* BEGIN *

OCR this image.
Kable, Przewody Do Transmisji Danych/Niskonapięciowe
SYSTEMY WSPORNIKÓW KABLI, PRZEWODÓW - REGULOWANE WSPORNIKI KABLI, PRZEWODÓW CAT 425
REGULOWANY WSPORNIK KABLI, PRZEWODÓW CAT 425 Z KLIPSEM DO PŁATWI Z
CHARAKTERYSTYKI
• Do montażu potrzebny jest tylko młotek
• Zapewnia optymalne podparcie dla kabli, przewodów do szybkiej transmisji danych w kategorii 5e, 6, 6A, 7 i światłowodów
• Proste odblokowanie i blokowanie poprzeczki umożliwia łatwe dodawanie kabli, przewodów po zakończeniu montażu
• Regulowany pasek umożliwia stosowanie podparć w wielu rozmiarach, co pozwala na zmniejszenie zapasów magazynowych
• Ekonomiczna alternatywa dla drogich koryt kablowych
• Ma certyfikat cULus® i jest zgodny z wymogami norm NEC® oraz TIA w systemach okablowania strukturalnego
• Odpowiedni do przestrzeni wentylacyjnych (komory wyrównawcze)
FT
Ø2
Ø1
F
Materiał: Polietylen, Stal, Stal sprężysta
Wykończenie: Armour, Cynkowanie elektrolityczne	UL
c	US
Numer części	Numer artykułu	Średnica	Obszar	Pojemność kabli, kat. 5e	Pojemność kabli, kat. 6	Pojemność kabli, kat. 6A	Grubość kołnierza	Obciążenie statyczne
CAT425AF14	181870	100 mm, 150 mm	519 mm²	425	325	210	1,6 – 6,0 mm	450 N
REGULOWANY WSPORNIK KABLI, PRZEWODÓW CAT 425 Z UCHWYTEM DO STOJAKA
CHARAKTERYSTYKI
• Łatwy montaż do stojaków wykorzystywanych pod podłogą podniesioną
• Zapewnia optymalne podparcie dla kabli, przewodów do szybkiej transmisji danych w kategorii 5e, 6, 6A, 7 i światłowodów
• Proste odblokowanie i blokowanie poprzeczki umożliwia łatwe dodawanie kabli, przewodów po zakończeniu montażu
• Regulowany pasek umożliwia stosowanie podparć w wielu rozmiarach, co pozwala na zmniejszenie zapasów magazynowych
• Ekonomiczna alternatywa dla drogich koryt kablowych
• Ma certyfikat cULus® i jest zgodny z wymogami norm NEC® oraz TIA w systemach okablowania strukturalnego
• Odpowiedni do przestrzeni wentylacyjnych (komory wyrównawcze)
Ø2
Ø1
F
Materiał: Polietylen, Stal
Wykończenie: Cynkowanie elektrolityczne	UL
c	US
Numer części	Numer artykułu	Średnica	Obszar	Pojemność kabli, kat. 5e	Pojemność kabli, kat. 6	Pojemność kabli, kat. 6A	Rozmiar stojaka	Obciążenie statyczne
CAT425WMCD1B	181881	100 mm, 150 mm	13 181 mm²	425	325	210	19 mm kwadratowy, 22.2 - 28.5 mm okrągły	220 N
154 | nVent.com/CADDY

* END *

__What you are asked to do__:
Note every line above where the string "Obciążenie" shows up, and copy those lines.

__Task output__:
Numer części	Numer artykułu	Średnica	Obszar	Pojemność kabli, kat. 5e	Pojemność kabli, kat. 6	Pojemność kabli, kat. 6A	Grubość kołnierza	Obciążenie statyczne
Numer części	Numer artykułu	Średnica	Obszar	Pojemność kabli, kat. 5e	Pojemność kabli, kat. 6	Pojemność kabli, kat. 6A	Rozmiar stojaka	Obciążenie statyczne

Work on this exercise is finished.